■ WHAT YOU NEED TO DO
Your answer should be a single number: the count of lines containing "structured".
— START —
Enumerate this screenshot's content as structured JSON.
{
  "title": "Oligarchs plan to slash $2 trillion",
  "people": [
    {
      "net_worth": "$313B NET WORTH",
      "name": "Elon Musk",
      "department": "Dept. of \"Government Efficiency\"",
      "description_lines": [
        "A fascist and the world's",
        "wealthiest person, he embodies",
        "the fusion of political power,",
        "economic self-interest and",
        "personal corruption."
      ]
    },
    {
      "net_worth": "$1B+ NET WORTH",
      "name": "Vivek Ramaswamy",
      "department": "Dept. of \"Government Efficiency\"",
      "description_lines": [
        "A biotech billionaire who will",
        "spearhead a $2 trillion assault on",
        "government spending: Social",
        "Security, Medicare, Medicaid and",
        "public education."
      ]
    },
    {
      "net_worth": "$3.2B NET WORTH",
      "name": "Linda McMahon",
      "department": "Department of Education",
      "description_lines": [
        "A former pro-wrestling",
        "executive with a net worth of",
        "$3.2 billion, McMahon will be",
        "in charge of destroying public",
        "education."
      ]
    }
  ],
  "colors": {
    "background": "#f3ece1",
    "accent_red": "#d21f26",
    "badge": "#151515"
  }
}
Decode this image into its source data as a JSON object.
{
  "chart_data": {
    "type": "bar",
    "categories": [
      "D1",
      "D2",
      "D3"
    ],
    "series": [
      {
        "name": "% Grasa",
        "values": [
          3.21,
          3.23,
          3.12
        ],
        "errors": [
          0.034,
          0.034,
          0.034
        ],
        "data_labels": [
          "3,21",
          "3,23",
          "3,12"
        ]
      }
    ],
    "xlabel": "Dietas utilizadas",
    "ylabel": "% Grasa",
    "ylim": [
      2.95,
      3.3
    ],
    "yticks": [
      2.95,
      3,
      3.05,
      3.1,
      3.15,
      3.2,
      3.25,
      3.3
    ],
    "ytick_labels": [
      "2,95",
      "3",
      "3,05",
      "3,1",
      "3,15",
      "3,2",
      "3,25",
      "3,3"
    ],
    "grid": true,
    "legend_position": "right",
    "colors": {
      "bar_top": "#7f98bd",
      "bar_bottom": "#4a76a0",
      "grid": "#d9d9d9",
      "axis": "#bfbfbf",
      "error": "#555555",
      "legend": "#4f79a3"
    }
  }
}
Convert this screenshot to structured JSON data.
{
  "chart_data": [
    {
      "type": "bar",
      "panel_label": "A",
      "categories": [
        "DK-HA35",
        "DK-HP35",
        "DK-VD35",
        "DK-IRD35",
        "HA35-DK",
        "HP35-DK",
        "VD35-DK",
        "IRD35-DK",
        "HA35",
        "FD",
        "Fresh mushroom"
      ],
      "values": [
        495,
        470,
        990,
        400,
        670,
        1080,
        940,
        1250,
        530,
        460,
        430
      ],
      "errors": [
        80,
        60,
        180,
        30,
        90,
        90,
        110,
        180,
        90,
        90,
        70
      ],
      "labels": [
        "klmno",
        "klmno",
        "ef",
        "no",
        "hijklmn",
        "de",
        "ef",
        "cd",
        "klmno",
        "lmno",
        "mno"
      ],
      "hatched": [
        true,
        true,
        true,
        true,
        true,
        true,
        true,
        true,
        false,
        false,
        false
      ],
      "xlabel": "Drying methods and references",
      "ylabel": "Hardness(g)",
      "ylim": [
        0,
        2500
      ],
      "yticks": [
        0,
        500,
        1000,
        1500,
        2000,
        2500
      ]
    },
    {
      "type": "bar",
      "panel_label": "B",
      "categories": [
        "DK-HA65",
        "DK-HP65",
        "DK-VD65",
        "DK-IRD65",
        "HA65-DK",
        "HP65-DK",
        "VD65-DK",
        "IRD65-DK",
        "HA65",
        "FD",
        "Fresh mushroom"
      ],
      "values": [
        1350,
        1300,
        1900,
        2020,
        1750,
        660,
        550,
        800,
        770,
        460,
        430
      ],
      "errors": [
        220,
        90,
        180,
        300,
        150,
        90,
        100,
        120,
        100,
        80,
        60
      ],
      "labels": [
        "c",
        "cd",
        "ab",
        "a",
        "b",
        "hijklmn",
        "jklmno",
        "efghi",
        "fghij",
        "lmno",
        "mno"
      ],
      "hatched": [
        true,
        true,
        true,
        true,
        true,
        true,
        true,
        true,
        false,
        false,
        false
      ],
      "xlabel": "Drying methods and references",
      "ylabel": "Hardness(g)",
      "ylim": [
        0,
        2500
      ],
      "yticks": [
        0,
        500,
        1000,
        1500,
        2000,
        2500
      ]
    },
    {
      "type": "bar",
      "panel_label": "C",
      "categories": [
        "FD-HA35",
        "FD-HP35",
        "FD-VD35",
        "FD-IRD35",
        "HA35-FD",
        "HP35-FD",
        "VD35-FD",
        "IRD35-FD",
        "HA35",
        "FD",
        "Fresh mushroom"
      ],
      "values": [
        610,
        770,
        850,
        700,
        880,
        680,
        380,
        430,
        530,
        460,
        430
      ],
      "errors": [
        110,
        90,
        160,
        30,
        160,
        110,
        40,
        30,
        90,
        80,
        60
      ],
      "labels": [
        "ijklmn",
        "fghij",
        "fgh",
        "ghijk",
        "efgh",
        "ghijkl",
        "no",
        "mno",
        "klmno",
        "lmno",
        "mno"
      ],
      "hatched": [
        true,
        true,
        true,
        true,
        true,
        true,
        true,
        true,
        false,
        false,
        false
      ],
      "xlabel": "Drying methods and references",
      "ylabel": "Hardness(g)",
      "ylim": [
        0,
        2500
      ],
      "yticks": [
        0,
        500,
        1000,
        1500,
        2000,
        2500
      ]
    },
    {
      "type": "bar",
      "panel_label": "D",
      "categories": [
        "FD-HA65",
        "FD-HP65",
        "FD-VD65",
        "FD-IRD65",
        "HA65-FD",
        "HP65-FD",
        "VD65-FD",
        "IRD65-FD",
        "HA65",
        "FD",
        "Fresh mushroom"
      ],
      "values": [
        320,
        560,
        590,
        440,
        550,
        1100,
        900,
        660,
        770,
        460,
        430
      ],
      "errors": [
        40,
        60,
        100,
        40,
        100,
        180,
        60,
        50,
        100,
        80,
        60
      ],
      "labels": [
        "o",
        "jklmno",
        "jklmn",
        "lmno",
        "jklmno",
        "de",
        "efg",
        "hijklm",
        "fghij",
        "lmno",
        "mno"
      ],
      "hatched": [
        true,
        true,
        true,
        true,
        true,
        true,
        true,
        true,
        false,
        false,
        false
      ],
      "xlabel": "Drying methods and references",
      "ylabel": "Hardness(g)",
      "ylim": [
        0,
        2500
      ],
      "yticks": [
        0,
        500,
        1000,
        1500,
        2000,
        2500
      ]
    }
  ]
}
— END —
— START —
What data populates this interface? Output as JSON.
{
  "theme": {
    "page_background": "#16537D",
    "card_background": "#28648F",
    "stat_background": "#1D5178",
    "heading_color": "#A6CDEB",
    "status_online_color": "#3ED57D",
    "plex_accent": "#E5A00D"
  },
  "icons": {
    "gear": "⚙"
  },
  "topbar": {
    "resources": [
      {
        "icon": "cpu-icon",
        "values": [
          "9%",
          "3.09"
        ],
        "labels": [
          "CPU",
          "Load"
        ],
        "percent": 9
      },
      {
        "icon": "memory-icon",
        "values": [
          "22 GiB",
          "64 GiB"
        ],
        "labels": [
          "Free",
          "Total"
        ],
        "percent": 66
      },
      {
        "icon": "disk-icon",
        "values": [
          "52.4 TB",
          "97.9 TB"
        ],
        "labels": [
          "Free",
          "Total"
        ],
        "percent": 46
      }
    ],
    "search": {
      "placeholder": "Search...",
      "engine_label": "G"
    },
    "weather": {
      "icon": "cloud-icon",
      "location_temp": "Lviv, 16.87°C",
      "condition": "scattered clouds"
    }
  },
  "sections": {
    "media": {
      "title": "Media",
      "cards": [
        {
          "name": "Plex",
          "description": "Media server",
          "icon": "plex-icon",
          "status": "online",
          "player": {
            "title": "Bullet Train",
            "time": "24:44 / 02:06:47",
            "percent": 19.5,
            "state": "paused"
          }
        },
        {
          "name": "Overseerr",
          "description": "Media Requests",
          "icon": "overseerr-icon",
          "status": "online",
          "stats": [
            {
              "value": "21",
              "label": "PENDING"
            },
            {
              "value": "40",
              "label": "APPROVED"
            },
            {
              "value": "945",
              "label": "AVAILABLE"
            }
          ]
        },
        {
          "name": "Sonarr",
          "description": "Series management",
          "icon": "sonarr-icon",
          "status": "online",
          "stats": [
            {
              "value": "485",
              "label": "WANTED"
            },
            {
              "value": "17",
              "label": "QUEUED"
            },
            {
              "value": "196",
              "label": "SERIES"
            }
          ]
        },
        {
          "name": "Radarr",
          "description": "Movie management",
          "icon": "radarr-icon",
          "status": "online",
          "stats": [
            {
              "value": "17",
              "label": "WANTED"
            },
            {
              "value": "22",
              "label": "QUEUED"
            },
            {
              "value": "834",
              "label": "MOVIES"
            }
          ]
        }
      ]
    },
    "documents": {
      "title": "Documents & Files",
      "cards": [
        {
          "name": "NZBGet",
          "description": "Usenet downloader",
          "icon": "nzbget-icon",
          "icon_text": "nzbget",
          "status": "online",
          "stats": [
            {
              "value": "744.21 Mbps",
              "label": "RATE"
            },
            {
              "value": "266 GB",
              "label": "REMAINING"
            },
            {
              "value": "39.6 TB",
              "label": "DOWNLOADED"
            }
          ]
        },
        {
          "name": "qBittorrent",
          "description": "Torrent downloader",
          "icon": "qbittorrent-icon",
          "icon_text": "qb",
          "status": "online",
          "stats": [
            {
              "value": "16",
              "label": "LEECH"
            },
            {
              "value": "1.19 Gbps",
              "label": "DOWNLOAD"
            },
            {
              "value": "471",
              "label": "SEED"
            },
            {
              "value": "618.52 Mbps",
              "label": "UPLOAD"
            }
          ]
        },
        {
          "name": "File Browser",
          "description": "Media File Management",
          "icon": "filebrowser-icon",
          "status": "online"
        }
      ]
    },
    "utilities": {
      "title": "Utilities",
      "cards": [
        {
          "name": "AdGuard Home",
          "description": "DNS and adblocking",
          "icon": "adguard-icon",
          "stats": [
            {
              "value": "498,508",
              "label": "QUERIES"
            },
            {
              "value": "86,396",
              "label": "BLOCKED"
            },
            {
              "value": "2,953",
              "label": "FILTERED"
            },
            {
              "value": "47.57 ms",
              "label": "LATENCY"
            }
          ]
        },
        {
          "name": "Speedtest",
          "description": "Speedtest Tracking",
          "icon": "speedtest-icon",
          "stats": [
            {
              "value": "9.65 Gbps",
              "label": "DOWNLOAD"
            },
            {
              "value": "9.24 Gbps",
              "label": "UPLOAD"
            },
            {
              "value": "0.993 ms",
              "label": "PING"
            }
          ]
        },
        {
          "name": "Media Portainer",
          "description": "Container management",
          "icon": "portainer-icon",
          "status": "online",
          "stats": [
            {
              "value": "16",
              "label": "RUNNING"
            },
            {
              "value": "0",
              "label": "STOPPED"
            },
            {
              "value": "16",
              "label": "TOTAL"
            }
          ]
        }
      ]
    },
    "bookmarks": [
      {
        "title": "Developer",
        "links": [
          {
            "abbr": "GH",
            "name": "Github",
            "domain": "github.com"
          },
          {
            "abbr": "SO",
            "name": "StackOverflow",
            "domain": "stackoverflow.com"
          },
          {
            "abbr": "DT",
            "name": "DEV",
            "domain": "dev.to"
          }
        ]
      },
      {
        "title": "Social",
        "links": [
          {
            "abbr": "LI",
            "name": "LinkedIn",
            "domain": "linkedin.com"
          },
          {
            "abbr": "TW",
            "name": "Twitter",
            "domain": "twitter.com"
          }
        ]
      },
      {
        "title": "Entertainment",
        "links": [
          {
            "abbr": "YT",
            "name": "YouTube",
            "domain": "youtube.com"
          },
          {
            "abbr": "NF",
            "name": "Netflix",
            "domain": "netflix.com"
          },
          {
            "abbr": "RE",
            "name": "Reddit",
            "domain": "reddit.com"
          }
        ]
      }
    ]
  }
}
— END —
■ SOLVED EXERCISE
2